AIM:
Scan the entries below. List each line with "升到天空".

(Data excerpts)
★ ★ ★ ★

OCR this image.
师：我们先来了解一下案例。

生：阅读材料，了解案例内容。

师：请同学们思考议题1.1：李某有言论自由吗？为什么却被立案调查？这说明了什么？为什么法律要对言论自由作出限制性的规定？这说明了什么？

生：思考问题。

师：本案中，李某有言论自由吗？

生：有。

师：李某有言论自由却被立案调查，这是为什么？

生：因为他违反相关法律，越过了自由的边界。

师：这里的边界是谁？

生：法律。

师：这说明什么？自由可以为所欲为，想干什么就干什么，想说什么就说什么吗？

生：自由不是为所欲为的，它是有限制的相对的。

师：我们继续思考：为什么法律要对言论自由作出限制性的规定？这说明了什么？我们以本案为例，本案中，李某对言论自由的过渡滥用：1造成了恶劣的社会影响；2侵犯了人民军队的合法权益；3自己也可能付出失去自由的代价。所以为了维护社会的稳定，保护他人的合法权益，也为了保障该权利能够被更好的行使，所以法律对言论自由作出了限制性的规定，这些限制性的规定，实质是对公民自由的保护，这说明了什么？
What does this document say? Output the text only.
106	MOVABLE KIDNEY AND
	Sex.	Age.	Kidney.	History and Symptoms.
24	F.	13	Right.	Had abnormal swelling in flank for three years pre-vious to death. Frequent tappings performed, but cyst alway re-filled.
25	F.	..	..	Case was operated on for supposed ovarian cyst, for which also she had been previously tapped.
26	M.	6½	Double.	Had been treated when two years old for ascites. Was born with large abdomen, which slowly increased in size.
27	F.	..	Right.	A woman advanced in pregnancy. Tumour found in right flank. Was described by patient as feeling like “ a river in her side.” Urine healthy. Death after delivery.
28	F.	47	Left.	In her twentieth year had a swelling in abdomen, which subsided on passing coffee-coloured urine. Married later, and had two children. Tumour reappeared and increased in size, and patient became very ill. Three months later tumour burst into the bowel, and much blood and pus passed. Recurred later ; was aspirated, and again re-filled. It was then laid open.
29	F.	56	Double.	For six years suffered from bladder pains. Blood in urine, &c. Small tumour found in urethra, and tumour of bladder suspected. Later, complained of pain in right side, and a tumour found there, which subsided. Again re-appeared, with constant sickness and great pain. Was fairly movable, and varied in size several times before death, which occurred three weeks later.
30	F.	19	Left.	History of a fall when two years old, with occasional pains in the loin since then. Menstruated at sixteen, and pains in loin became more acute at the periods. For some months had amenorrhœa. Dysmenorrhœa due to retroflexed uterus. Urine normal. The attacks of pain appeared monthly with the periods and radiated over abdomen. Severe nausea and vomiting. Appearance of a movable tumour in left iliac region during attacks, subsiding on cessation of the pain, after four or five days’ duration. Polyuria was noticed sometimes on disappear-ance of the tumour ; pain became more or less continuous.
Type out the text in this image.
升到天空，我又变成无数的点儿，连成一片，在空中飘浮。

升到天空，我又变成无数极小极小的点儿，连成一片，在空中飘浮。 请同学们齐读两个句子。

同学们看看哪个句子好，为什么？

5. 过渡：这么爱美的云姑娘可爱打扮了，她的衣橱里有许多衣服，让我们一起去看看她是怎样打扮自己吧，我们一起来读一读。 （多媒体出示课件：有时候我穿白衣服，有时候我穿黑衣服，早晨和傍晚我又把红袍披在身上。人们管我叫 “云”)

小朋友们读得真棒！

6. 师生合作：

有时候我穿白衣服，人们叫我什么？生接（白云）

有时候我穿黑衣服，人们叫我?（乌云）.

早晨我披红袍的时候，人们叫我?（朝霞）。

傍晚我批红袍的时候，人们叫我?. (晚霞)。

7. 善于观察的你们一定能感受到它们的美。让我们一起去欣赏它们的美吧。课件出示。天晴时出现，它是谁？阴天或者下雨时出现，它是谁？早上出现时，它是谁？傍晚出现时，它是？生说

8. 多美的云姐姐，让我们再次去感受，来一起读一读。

★ ★ ★ ★

TASK ANSWER:
升到天空，我又变成无数的点儿，连成一片，在空中飘浮。
升到天空，我又变成无数极小极小的点儿，连成一片，在空中飘浮。 请同学们齐读两个句子。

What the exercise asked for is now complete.